--- START OF Source data ---

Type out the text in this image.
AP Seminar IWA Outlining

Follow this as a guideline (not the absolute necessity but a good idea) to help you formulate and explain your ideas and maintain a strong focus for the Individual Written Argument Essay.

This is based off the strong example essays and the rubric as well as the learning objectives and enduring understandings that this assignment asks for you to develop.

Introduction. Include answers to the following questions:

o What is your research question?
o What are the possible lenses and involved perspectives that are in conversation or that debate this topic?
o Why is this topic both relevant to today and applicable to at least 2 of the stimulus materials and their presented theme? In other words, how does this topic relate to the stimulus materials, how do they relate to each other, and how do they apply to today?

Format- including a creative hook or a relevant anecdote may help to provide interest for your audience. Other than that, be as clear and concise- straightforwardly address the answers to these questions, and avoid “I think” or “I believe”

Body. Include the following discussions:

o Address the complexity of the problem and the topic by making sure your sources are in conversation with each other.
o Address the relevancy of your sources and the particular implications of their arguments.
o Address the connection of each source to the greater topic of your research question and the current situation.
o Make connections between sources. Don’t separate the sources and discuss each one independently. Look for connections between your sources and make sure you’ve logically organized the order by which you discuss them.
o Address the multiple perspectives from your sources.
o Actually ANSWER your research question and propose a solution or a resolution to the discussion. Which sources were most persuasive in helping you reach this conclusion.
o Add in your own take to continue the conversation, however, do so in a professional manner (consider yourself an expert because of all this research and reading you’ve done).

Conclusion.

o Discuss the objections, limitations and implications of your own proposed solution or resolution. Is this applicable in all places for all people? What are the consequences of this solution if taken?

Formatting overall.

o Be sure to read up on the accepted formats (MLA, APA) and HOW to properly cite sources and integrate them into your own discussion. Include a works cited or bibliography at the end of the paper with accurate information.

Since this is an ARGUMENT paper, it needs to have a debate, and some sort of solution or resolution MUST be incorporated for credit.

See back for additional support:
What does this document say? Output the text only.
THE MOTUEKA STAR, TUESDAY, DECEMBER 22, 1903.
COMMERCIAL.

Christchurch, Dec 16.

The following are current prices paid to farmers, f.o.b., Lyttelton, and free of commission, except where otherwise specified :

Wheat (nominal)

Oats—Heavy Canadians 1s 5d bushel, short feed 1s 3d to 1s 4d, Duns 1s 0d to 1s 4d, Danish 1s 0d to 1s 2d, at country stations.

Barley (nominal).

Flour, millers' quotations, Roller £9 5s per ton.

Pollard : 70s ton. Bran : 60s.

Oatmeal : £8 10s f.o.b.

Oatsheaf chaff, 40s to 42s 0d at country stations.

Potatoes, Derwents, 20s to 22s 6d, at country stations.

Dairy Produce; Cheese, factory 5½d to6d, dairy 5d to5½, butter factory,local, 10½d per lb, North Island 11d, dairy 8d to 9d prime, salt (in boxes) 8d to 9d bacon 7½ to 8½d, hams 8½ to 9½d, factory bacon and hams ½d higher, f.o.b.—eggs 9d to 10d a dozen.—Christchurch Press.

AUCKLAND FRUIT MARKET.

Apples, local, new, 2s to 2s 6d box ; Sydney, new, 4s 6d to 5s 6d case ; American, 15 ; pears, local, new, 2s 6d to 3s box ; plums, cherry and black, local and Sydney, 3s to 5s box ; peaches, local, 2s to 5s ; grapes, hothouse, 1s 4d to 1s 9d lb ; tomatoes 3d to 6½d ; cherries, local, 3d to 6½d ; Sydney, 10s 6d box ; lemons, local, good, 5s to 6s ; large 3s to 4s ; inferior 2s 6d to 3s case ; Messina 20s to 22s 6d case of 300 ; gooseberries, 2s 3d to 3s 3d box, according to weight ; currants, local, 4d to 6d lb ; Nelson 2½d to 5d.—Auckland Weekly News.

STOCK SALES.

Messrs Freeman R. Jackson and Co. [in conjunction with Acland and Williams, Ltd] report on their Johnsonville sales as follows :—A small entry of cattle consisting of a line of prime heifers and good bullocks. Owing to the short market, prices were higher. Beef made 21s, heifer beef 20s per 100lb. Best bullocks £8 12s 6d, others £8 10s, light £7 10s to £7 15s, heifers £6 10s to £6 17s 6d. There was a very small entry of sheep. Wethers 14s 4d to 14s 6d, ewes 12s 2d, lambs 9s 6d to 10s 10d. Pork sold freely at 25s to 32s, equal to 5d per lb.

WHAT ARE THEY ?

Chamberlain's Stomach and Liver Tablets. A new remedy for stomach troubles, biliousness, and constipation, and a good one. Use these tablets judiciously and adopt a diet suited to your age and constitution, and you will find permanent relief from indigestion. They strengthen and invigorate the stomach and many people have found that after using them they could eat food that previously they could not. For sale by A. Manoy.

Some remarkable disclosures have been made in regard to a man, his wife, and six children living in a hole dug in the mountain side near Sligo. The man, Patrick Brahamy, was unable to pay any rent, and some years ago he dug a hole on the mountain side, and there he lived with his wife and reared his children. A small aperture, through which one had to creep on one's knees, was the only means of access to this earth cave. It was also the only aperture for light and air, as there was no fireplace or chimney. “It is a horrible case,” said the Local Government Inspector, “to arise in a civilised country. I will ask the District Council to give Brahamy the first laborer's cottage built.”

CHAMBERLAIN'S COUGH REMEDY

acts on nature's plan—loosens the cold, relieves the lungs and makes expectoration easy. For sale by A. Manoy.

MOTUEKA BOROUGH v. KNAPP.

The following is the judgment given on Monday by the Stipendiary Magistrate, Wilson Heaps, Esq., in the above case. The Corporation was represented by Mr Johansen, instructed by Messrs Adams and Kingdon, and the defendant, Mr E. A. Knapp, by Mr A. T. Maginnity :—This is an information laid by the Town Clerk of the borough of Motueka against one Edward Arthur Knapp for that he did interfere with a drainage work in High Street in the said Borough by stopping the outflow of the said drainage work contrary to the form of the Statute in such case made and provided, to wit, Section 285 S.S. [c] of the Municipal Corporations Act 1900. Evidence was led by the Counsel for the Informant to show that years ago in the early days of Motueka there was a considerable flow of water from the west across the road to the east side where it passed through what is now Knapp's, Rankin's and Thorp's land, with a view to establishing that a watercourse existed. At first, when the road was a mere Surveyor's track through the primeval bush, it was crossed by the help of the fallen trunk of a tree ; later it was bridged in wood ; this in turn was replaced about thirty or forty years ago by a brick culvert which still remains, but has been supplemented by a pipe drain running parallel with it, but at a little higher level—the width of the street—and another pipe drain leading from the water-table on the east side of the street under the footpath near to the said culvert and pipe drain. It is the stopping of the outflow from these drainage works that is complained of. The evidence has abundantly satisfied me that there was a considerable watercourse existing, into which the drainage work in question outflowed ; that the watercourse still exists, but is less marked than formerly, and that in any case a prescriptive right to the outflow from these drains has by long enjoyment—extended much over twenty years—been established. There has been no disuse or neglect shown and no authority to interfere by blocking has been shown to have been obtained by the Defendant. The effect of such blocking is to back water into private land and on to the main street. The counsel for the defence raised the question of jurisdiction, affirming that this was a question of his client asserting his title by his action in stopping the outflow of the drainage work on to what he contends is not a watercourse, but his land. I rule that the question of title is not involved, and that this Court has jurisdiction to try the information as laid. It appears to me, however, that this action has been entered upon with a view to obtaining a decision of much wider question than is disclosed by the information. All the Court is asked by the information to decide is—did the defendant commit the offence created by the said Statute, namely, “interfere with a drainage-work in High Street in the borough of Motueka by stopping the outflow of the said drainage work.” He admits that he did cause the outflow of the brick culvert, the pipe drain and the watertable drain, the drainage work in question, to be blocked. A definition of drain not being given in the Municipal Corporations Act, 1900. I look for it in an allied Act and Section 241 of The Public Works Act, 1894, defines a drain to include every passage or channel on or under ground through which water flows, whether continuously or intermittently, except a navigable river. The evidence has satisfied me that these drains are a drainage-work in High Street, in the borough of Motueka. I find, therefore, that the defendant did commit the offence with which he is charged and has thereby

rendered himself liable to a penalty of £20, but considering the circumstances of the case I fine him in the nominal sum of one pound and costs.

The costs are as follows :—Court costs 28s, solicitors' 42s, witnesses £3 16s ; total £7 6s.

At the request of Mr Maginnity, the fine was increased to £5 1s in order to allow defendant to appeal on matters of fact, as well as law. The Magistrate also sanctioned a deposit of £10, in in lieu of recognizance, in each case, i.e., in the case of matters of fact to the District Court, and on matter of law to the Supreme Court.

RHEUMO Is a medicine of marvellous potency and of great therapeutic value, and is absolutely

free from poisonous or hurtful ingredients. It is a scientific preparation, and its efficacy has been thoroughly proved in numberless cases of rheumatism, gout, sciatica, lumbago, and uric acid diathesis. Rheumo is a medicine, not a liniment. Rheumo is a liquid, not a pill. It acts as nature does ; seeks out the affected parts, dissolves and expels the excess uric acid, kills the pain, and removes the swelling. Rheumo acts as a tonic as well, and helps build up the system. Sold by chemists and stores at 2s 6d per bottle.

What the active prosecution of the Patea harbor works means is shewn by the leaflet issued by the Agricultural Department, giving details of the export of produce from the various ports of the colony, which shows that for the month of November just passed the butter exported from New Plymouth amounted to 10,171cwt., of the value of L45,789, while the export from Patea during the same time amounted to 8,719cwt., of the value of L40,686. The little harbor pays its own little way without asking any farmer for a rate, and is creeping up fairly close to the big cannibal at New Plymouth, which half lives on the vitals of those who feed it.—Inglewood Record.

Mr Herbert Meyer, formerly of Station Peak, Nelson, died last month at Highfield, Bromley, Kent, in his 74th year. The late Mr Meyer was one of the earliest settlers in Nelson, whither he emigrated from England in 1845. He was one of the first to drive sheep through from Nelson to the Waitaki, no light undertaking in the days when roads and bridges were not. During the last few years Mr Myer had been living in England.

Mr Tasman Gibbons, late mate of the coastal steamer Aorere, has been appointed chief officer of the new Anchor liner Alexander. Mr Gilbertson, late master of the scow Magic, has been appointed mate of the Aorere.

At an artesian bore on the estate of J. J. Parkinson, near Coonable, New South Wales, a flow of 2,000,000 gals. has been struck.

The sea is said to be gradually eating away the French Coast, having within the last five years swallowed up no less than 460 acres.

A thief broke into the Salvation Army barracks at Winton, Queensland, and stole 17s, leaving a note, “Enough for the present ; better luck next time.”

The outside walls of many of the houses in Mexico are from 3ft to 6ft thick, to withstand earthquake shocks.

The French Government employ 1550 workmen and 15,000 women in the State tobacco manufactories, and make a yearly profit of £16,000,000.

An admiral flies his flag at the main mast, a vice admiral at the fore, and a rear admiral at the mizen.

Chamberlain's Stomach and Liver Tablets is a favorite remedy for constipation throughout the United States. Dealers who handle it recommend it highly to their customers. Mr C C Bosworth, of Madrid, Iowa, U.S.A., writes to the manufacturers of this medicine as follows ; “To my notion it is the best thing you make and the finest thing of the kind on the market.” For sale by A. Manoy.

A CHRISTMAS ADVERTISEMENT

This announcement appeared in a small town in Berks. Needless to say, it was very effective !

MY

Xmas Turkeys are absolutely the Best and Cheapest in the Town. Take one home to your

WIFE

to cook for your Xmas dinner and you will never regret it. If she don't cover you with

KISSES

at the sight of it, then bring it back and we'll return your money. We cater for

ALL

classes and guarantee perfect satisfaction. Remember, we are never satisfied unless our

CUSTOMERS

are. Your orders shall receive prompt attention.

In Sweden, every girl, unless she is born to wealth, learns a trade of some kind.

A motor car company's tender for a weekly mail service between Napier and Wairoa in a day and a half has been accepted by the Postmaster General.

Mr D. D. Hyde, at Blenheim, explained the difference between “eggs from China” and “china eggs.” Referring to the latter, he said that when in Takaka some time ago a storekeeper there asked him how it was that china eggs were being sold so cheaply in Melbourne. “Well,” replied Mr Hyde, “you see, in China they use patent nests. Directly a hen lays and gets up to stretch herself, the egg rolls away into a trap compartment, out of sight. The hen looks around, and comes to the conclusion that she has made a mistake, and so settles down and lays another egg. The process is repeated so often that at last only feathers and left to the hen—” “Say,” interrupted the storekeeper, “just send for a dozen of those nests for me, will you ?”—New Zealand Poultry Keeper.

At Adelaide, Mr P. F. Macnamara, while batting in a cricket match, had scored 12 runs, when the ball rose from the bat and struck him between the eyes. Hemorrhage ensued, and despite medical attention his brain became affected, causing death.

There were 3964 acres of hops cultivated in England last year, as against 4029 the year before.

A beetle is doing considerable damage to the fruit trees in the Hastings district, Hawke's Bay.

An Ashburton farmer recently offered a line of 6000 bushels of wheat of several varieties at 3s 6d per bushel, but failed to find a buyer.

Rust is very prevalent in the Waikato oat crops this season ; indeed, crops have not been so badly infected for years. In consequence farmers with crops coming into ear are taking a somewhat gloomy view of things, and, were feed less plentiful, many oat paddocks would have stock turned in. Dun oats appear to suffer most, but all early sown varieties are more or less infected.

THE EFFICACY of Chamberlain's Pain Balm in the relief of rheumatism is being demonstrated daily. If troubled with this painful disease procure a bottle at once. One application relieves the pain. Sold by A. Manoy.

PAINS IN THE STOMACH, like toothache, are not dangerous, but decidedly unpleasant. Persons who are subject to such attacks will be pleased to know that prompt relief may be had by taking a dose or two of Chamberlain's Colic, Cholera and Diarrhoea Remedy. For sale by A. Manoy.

--- END OF Source data ---

From the data above, pick out each line containing "conversation" and copy it.

o What are the possible lenses and involved perspectives that are in conversation or that debate this topic?
o Address the complexity of the problem and the topic by making sure your sources are in conversation with each other.
o Add in your own take to continue the conversation, however, do so in a professional manner (consider yourself an expert because of all this research and reading you’ve done).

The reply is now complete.